## Written request
Using the data below, gather each line that includes the word "calendar".

## Record list
__________________________________________________

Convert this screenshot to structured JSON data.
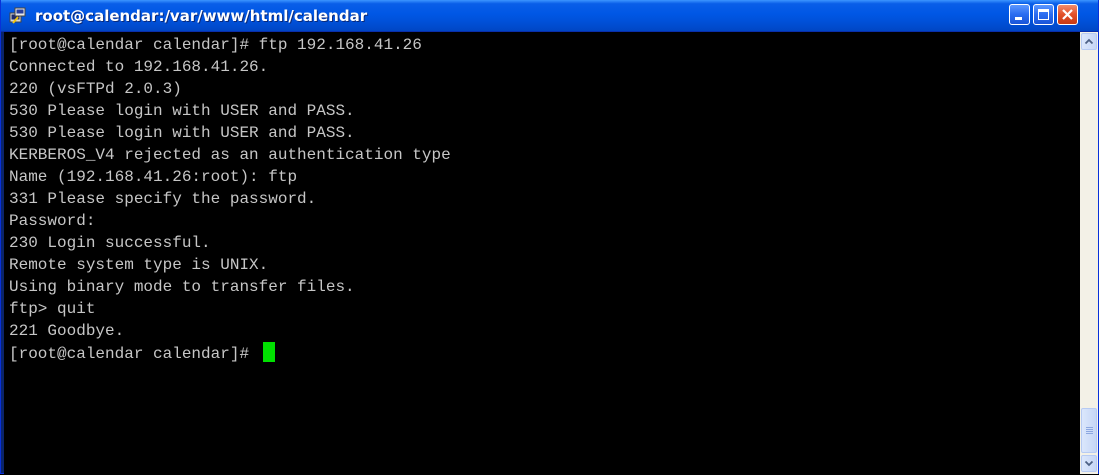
{
  "window": {
    "title": "root@calendar:/var/www/html/calendar",
    "icon": "putty-terminal-icon"
  },
  "terminal": {
    "lines": [
      "[root@calendar calendar]# ftp 192.168.41.26",
      "Connected to 192.168.41.26.",
      "220 (vsFTPd 2.0.3)",
      "530 Please login with USER and PASS.",
      "530 Please login with USER and PASS.",
      "KERBEROS_V4 rejected as an authentication type",
      "Name (192.168.41.26:root): ftp",
      "331 Please specify the password.",
      "Password:",
      "230 Login successful.",
      "Remote system type is UNIX.",
      "Using binary mode to transfer files.",
      "ftp> quit",
      "221 Goodbye."
    ],
    "prompt": "[root@calendar calendar]# ",
    "cursor_color": "#00e000"
  },
  "colors": {
    "titlebar": "#0057e5",
    "terminal_bg": "#000000",
    "terminal_fg": "#c6c6c6"
  }
}
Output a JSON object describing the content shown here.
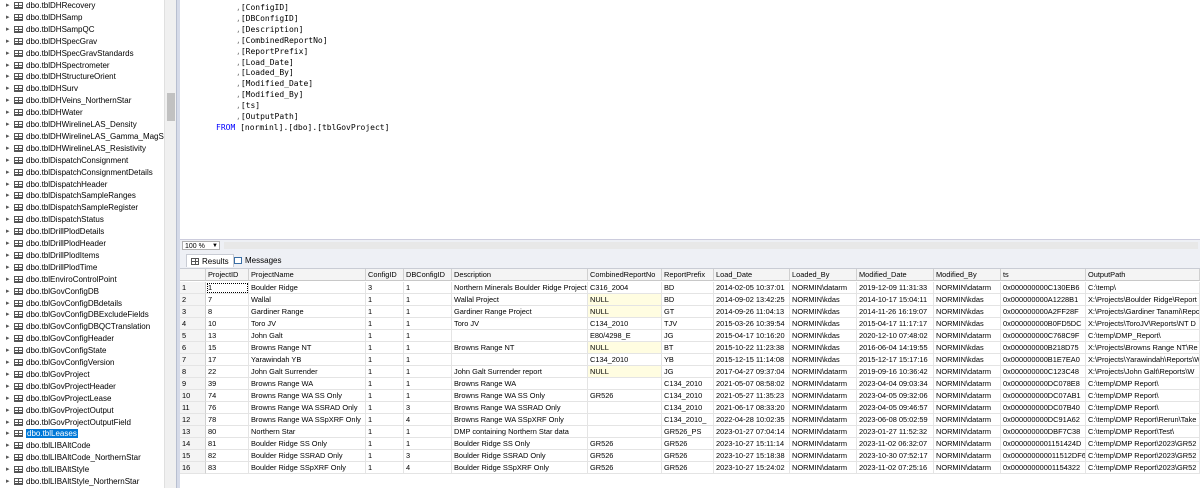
{
  "explorer": {
    "items": [
      {
        "label": "dbo.tblDHRecovery",
        "selected": false
      },
      {
        "label": "dbo.tblDHSamp",
        "selected": false
      },
      {
        "label": "dbo.tblDHSampQC",
        "selected": false
      },
      {
        "label": "dbo.tblDHSpecGrav",
        "selected": false
      },
      {
        "label": "dbo.tblDHSpecGravStandards",
        "selected": false
      },
      {
        "label": "dbo.tblDHSpectrometer",
        "selected": false
      },
      {
        "label": "dbo.tblDHStructureOrient",
        "selected": false
      },
      {
        "label": "dbo.tblDHSurv",
        "selected": false
      },
      {
        "label": "dbo.tblDHVeins_NorthernStar",
        "selected": false
      },
      {
        "label": "dbo.tblDHWater",
        "selected": false
      },
      {
        "label": "dbo.tblDHWirelineLAS_Density",
        "selected": false
      },
      {
        "label": "dbo.tblDHWirelineLAS_Gamma_MagS",
        "selected": false
      },
      {
        "label": "dbo.tblDHWirelineLAS_Resistivity",
        "selected": false
      },
      {
        "label": "dbo.tblDispatchConsignment",
        "selected": false
      },
      {
        "label": "dbo.tblDispatchConsignmentDetails",
        "selected": false
      },
      {
        "label": "dbo.tblDispatchHeader",
        "selected": false
      },
      {
        "label": "dbo.tblDispatchSampleRanges",
        "selected": false
      },
      {
        "label": "dbo.tblDispatchSampleRegister",
        "selected": false
      },
      {
        "label": "dbo.tblDispatchStatus",
        "selected": false
      },
      {
        "label": "dbo.tblDrillPlodDetails",
        "selected": false
      },
      {
        "label": "dbo.tblDrillPlodHeader",
        "selected": false
      },
      {
        "label": "dbo.tblDrillPlodItems",
        "selected": false
      },
      {
        "label": "dbo.tblDrillPlodTime",
        "selected": false
      },
      {
        "label": "dbo.tblEnviroControlPoint",
        "selected": false
      },
      {
        "label": "dbo.tblGovConfigDB",
        "selected": false
      },
      {
        "label": "dbo.tblGovConfigDBdetails",
        "selected": false
      },
      {
        "label": "dbo.tblGovConfigDBExcludeFields",
        "selected": false
      },
      {
        "label": "dbo.tblGovConfigDBQCTranslation",
        "selected": false
      },
      {
        "label": "dbo.tblGovConfigHeader",
        "selected": false
      },
      {
        "label": "dbo.tblGovConfigState",
        "selected": false
      },
      {
        "label": "dbo.tblGovConfigVersion",
        "selected": false
      },
      {
        "label": "dbo.tblGovProject",
        "selected": false
      },
      {
        "label": "dbo.tblGovProjectHeader",
        "selected": false
      },
      {
        "label": "dbo.tblGovProjectLease",
        "selected": false
      },
      {
        "label": "dbo.tblGovProjectOutput",
        "selected": false
      },
      {
        "label": "dbo.tblGovProjectOutputField",
        "selected": false
      },
      {
        "label": "dbo.tblLeases",
        "selected": true
      },
      {
        "label": "dbo.tblLIBAltCode",
        "selected": false
      },
      {
        "label": "dbo.tblLIBAltCode_NorthernStar",
        "selected": false
      },
      {
        "label": "dbo.tblLIBAltStyle",
        "selected": false
      },
      {
        "label": "dbo.tblLIBAltStyle_NorthernStar",
        "selected": false
      }
    ]
  },
  "editor": {
    "lines": [
      {
        "indent": ",",
        "text": "[ConfigID]"
      },
      {
        "indent": ",",
        "text": "[DBConfigID]"
      },
      {
        "indent": ",",
        "text": "[Description]"
      },
      {
        "indent": ",",
        "text": "[CombinedReportNo]"
      },
      {
        "indent": ",",
        "text": "[ReportPrefix]"
      },
      {
        "indent": ",",
        "text": "[Load_Date]"
      },
      {
        "indent": ",",
        "text": "[Loaded_By]"
      },
      {
        "indent": ",",
        "text": "[Modified_Date]"
      },
      {
        "indent": ",",
        "text": "[Modified_By]"
      },
      {
        "indent": ",",
        "text": "[ts]"
      },
      {
        "indent": ",",
        "text": "[OutputPath]"
      }
    ],
    "from_keyword": "FROM",
    "from_text": "[norminl].[dbo].[tblGovProject]"
  },
  "zoom": {
    "value": "100 %"
  },
  "tabs": [
    {
      "label": "Results",
      "icon": "grid-icon",
      "active": true
    },
    {
      "label": "Messages",
      "icon": "messages-icon",
      "active": false
    }
  ],
  "results": {
    "columns": [
      "ProjectID",
      "ProjectName",
      "ConfigID",
      "DBConfigID",
      "Description",
      "CombinedReportNo",
      "ReportPrefix",
      "Load_Date",
      "Loaded_By",
      "Modified_Date",
      "Modified_By",
      "ts",
      "OutputPath"
    ],
    "rows": [
      [
        "1",
        "1",
        "Boulder Ridge",
        "3",
        "1",
        "Northern Minerals Boulder Ridge Project",
        "C316_2004",
        "BD",
        "2014-02-05 10:37:01",
        "NORMIN\\datarm",
        "2019-12-09 11:31:33",
        "NORMIN\\datarm",
        "0x000000000C130EB6",
        "C:\\temp\\"
      ],
      [
        "2",
        "7",
        "Wallal",
        "1",
        "1",
        "Wallal Project",
        "NULL",
        "BD",
        "2014-09-02 13:42:25",
        "NORMIN\\kdas",
        "2014-10-17 15:04:11",
        "NORMIN\\kdas",
        "0x000000000A1228B1",
        "X:\\Projects\\Boulder Ridge\\Report"
      ],
      [
        "3",
        "8",
        "Gardiner Range",
        "1",
        "1",
        "Gardiner Range Project",
        "NULL",
        "GT",
        "2014-09-26 11:04:13",
        "NORMIN\\kdas",
        "2014-11-26 16:19:07",
        "NORMIN\\kdas",
        "0x000000000A2FF28F",
        "X:\\Projects\\Gardiner Tanami\\Report"
      ],
      [
        "4",
        "10",
        "Toro JV",
        "1",
        "1",
        "Toro JV",
        "C134_2010",
        "TJV",
        "2015-03-26 10:39:54",
        "NORMIN\\kdas",
        "2015-04-17 11:17:17",
        "NORMIN\\kdas",
        "0x000000000B0FD5DC",
        "X:\\Projects\\ToroJV\\Reports\\NT D"
      ],
      [
        "5",
        "13",
        "John Galt",
        "1",
        "1",
        "",
        "E80/4298_E",
        "JG",
        "2015-04-17 10:16:20",
        "NORMIN\\kdas",
        "2020-12-10 07:48:02",
        "NORMIN\\datarm",
        "0x000000000C768C9F",
        "C:\\temp\\DMP_Report\\"
      ],
      [
        "6",
        "15",
        "Browns Range NT",
        "1",
        "1",
        "Browns Range NT",
        "NULL",
        "BT",
        "2015-10-22 11:23:38",
        "NORMIN\\kdas",
        "2016-06-04 14:19:55",
        "NORMIN\\kdas",
        "0x000000000B218D75",
        "X:\\Projects\\Browns Range NT\\Re"
      ],
      [
        "7",
        "17",
        "Yarawindah YB",
        "1",
        "1",
        "",
        "C134_2010",
        "YB",
        "2015-12-15 11:14:08",
        "NORMIN\\kdas",
        "2015-12-17 15:17:16",
        "NORMIN\\kdas",
        "0x000000000B1E7EA0",
        "X:\\Projects\\Yarawindah\\Reports\\W"
      ],
      [
        "8",
        "22",
        "John Galt Surrender",
        "1",
        "1",
        "John Galt Surrender report",
        "NULL",
        "JG",
        "2017-04-27 09:37:04",
        "NORMIN\\datarm",
        "2019-09-16 10:36:42",
        "NORMIN\\datarm",
        "0x000000000C123C48",
        "X:\\Projects\\John Galt\\Reports\\W"
      ],
      [
        "9",
        "39",
        "Browns Range WA",
        "1",
        "1",
        "Browns Range WA",
        "",
        "C134_2010",
        "2021-05-07 08:58:02",
        "NORMIN\\datarm",
        "2023-04-04 09:03:34",
        "NORMIN\\datarm",
        "0x000000000DC078E8",
        "C:\\temp\\DMP Report\\"
      ],
      [
        "10",
        "74",
        "Browns Range WA SS Only",
        "1",
        "1",
        "Browns Range WA SS Only",
        "GR526",
        "C134_2010",
        "2021-05-27 11:35:23",
        "NORMIN\\datarm",
        "2023-04-05 09:32:06",
        "NORMIN\\datarm",
        "0x000000000DC07AB1",
        "C:\\temp\\DMP Report\\"
      ],
      [
        "11",
        "76",
        "Browns Range WA SSRAD Only",
        "1",
        "3",
        "Browns Range WA SSRAD Only",
        "",
        "C134_2010",
        "2021-06-17 08:33:20",
        "NORMIN\\datarm",
        "2023-04-05 09:46:57",
        "NORMIN\\datarm",
        "0x000000000DC07B40",
        "C:\\temp\\DMP Report\\"
      ],
      [
        "12",
        "78",
        "Browns Range WA SSpXRF Only",
        "1",
        "4",
        "Browns Range WA SSpXRF Only",
        "",
        "C134_2010_",
        "2022-04-28 10:02:35",
        "NORMIN\\datarm",
        "2023-06-08 05:02:59",
        "NORMIN\\datarm",
        "0x000000000DC91A62",
        "C:\\temp\\DMP Report\\Rerun\\Take"
      ],
      [
        "13",
        "80",
        "Northern Star",
        "1",
        "1",
        "DMP containing Northern Star data",
        "",
        "GR526_PS",
        "2023-01-27 07:04:14",
        "NORMIN\\datarm",
        "2023-01-27 11:52:32",
        "NORMIN\\datarm",
        "0x000000000DBF7C38",
        "C:\\temp\\DMP Report\\Test\\"
      ],
      [
        "14",
        "81",
        "Boulder Ridge SS Only",
        "1",
        "1",
        "Boulder Ridge SS Only",
        "GR526",
        "GR526",
        "2023-10-27 15:11:14",
        "NORMIN\\datarm",
        "2023-11-02 06:32:07",
        "NORMIN\\datarm",
        "0x0000000001151424D",
        "C:\\temp\\DMP Report\\2023\\GR52"
      ],
      [
        "15",
        "82",
        "Boulder Ridge SSRAD Only",
        "1",
        "3",
        "Boulder Ridge SSRAD Only",
        "GR526",
        "GR526",
        "2023-10-27 15:18:38",
        "NORMIN\\datarm",
        "2023-10-30 07:52:17",
        "NORMIN\\datarm",
        "0x000000000011512DF6",
        "C:\\temp\\DMP Report\\2023\\GR52"
      ],
      [
        "16",
        "83",
        "Boulder Ridge SSpXRF Only",
        "1",
        "4",
        "Boulder Ridge SSpXRF Only",
        "GR526",
        "GR526",
        "2023-10-27 15:24:02",
        "NORMIN\\datarm",
        "2023-11-02 07:25:16",
        "NORMIN\\datarm",
        "0x00000000001154322",
        "C:\\temp\\DMP Report\\2023\\GR52"
      ]
    ]
  }
}
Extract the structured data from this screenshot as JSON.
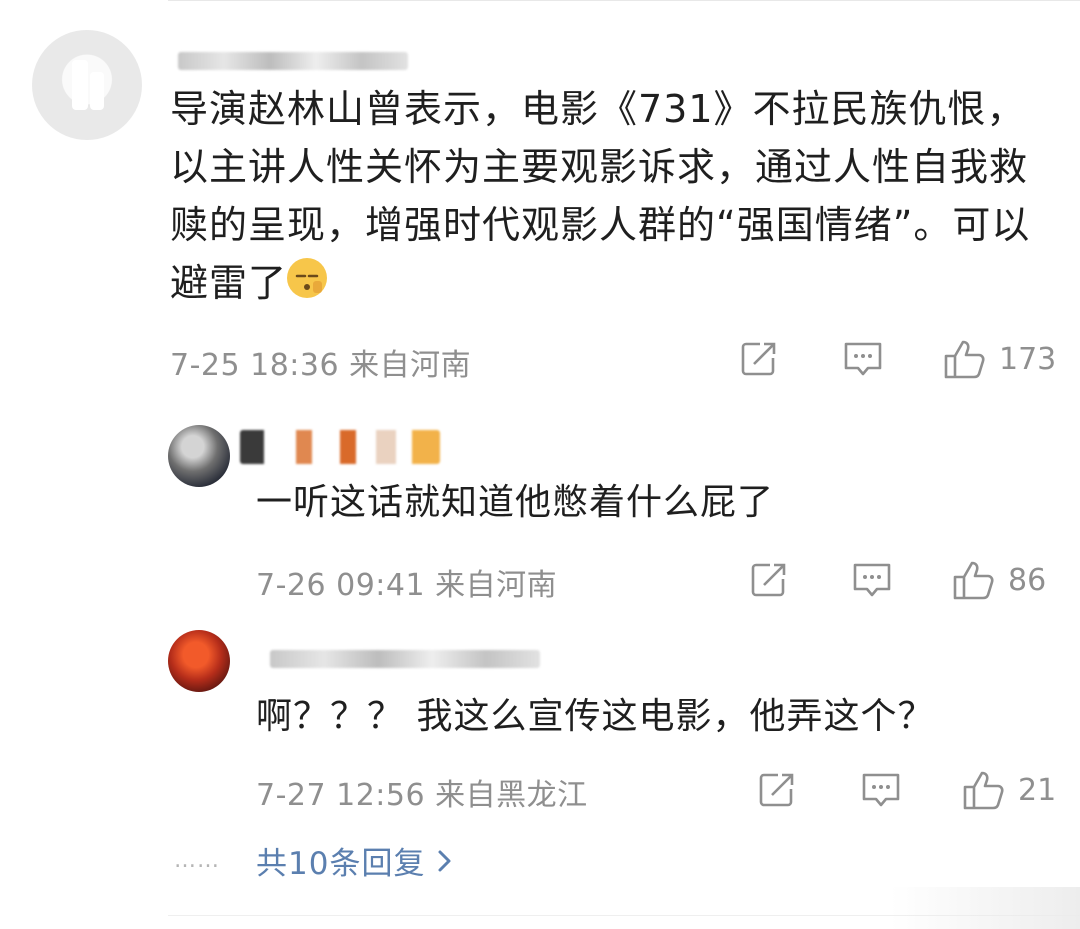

__________________________________________________

## Answer in full
    "title": "root@calendar:/var/www/html/calendar",
      "[root@calendar calendar]# ftp 192.168.41.26",
    "prompt": "[root@calendar calendar]# ",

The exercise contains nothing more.